• [Tugas Anda] Tulis kembali seluruh bagian teks tentang Minikino Film Week mulai dari "Bicara soal festival" hingga "Film Week (MFW).", dan tukar "Finlandia" dengan "Swedia".

Selamat Merayakan Film Pendek!
Berlangsung sejak 2015, Minikino Film Week hadir lagi pada tahun ini. Semangat festival film pendek bertaraf internasional ini masih sama, yakni mempromosikan budaya film pendek sekaligus mengedukasi masyarakat.
Hujan deras menerpa Geo Open Space, Badung, Bali, Jumat (9/9/2022). Tetesan air yang jatuh tak melunturkan semangat para pelaku industri film pendek yang datang untuk merayakan penutupan Minikino Film Week 8. Ayo berpesta!
Bicara soal festival film, dunia memiliki sejumlah festival yang khusus merayakan film pendek. Perancis terkenal dengan Festival Film Pendek Internasional Clermont-Ferrand. Jerman identik dengan Festival Film Pendek Internasional Oberhausen, sedangkan Finlandia ada Festival Film Tampere. Di Indonesia, kita punya Minikino Film Week (MFW).
Sedikit kilas balik, Minikino adalah organisasi yang berkutat di dunia film pendek sejak 2002. Terdiri dari dua kosakata, mini berarti kecil sedangkan kino dari bahasa Latin berarti sinema.
Minikino diinisiasi oleh Tintin Wulia, Kiki Muchtar, dan Judith Guritno yang sekarang dilanjutkan oleh para generasi penerus. Berada di bawah naungan Yayasan Kino Media, organisasi ini menyelenggarakan festival film pendek dan kegiatan lain yang mendukung festival ini.
Dikutip dari minikino.org, Minikino mendefinisikan film pendek sebagai sebuah karya budaya yang memiliki tradisi dan nilai literasi yang sama tuanya dengan sejarah sinema itu sendiri. Setiap festival film pendek mempunyai standar durasi. Untuk Minikino, organisasi ini menerima durasi film pendek maksimum 25 menit.

• [Data yang Diberikan]
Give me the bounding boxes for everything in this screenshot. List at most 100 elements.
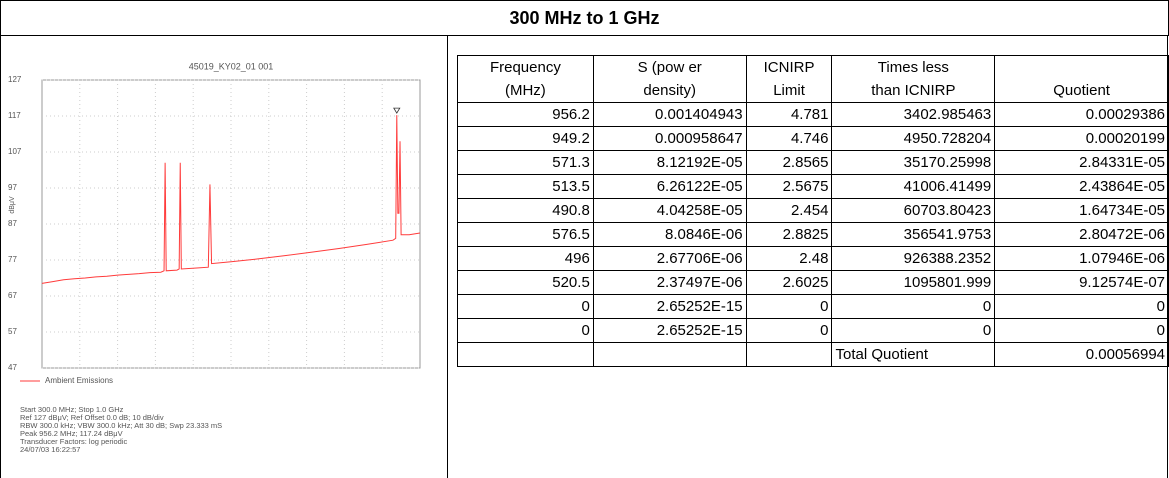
chart: 45019_KY02_01 001 dBμV 47 57 67 77 87 97 107 11…	[8, 61, 421, 454]
cell: 0	[994, 294, 1169, 319]
cell: 3402.985463	[831, 102, 996, 127]
annotation: RBW 300.0 kHz; VBW 300.0 kHz; Att 30 dB;…	[20, 421, 222, 430]
cell: 2.37497E-06	[592, 270, 747, 295]
cell: 2.43864E-05	[994, 174, 1169, 199]
header-text: ICNIRP	[763, 59, 815, 76]
header-text: (MHz)	[504, 82, 546, 99]
cell: 0	[745, 294, 833, 319]
cell: 356541.9753	[831, 222, 996, 247]
data-row: 0 2.65252E-15 0 0 0	[457, 318, 1169, 343]
cell: 2.5675	[745, 174, 833, 199]
cell: 2.84331E-05	[994, 150, 1169, 175]
cell: 4.04258E-05	[592, 198, 747, 223]
trace	[41, 115, 421, 284]
total-value: 0.00056994	[994, 342, 1169, 367]
section-title: 300 MHz to 1 GHz	[0, 0, 1169, 36]
cell: 0.00020199	[994, 126, 1169, 151]
cell: 0	[994, 318, 1169, 343]
header-text: than ICNIRP	[871, 82, 956, 99]
cell: 4950.728204	[831, 126, 996, 151]
header-text: S (pow er	[637, 59, 702, 76]
header-text: Frequency	[489, 59, 561, 76]
y-tick-label: 127	[8, 75, 22, 84]
y-tick-label: 107	[8, 147, 22, 156]
data-table: Frequency (MHz) S (pow er density) ICNIRP Lim…	[457, 55, 1169, 367]
cell: 1095801.999	[831, 270, 996, 295]
header-cell: Quotient	[994, 55, 1169, 103]
data-row: 513.5 6.26122E-05 2.5675 41006.41499 2.43864…	[457, 174, 1169, 199]
annotation: Peak 956.2 MHz; 117.24 dBμV	[20, 429, 123, 438]
cell: 571.3	[457, 150, 594, 175]
cell: 8.12192E-05	[592, 150, 747, 175]
cell: 2.65252E-15	[592, 318, 747, 343]
data-row: 520.5 2.37497E-06 2.6025 1095801.999 9.12574…	[457, 270, 1169, 295]
peak-marker	[393, 107, 401, 114]
data-row: 956.2 0.001404943 4.781 3402.985463 0.000293…	[457, 102, 1169, 127]
data-row: 571.3 8.12192E-05 2.8565 35170.25998 2.84331…	[457, 150, 1169, 175]
cell: 0.001404943	[592, 102, 747, 127]
header-text: density)	[643, 82, 696, 99]
y-tick-label: 87	[8, 219, 17, 228]
data-row: 949.2 0.000958647 4.746 4950.728204 0.000201…	[457, 126, 1169, 151]
cell: 926388.2352	[831, 246, 996, 271]
empty-cell	[457, 342, 594, 367]
cell: 41006.41499	[831, 174, 996, 199]
cell: 0	[831, 294, 996, 319]
data-row: 0 2.65252E-15 0 0 0	[457, 294, 1169, 319]
cell: 2.454	[745, 198, 833, 223]
cell: 513.5	[457, 174, 594, 199]
header-text: Times less	[877, 59, 949, 76]
total-label: Total Quotient	[831, 342, 996, 367]
total-row: Total Quotient 0.00056994	[457, 342, 1169, 367]
cell: 0	[457, 318, 594, 343]
cell: 0	[745, 318, 833, 343]
header-cell: ICNIRP Limit	[745, 55, 833, 103]
data-row: 496 2.67706E-06 2.48 926388.2352 1.07946E-06	[457, 246, 1169, 271]
cell: 2.48	[745, 246, 833, 271]
header-cell: Frequency (MHz)	[457, 55, 594, 103]
cell: 496	[457, 246, 594, 271]
cell: 2.8825	[745, 222, 833, 247]
cell: 0.000958647	[592, 126, 747, 151]
chart-cell	[0, 35, 448, 478]
cell: 1.64734E-05	[994, 198, 1169, 223]
cell: 2.65252E-15	[592, 294, 747, 319]
cell: 8.0846E-06	[592, 222, 747, 247]
header-text: Quotient	[1053, 82, 1110, 99]
y-tick-label: 117	[8, 111, 21, 120]
cell: 6.26122E-05	[592, 174, 747, 199]
cell: 1.07946E-06	[994, 246, 1169, 271]
y-tick-label: 97	[8, 183, 17, 192]
y-tick-label: 57	[8, 327, 17, 336]
header-cell: Times less than ICNIRP	[831, 55, 996, 103]
header-cell: S (pow er density)	[592, 55, 747, 103]
cell: 4.746	[745, 126, 833, 151]
cell: 2.80472E-06	[994, 222, 1169, 247]
annotation: Start 300.0 MHz; Stop 1.0 GHz	[20, 405, 124, 414]
cell: 35170.25998	[831, 150, 996, 175]
data-row: 576.5 8.0846E-06 2.8825 356541.9753 2.80472E…	[457, 222, 1169, 247]
cell: 0	[831, 318, 996, 343]
legend-label: Ambient Emissions	[45, 376, 113, 385]
cell: 576.5	[457, 222, 594, 247]
cell: 0	[457, 294, 594, 319]
cell: 9.12574E-07	[994, 270, 1169, 295]
empty-cell	[745, 342, 833, 367]
cell: 60703.80423	[831, 198, 996, 223]
cell: 949.2	[457, 126, 594, 151]
annotation: 24/07/03 16:22:57	[20, 445, 80, 454]
cell: 2.67706E-06	[592, 246, 747, 271]
cell: 4.781	[745, 102, 833, 127]
cell: 956.2	[457, 102, 594, 127]
annotation: Transducer Factors: log periodic	[20, 437, 128, 446]
data-row: 490.8 4.04258E-05 2.454 60703.80423 1.64734E…	[457, 198, 1169, 223]
y-axis-label: dBμV	[9, 196, 16, 214]
y-tick-label: 77	[8, 255, 17, 264]
header-row: Frequency (MHz) S (pow er density) ICNIRP Lim…	[457, 55, 1169, 103]
header-text: Limit	[773, 82, 805, 99]
cell: 490.8	[457, 198, 594, 223]
y-tick-label: 47	[8, 363, 17, 372]
cell: 0.00029386	[994, 102, 1169, 127]
y-tick-label: 67	[8, 291, 17, 300]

• [Jawaban di Bawah]
Bicara soal festival film, dunia memiliki sejumlah festival yang khusus merayakan film pendek. Perancis terkenal dengan Festival Film Pendek Internasional Clermont-Ferrand. Jerman identik dengan Festival Film Pendek Internasional Oberhausen, sedangkan Swedia ada Festival Film Tampere. Di Indonesia, kita punya Minikino Film Week (MFW).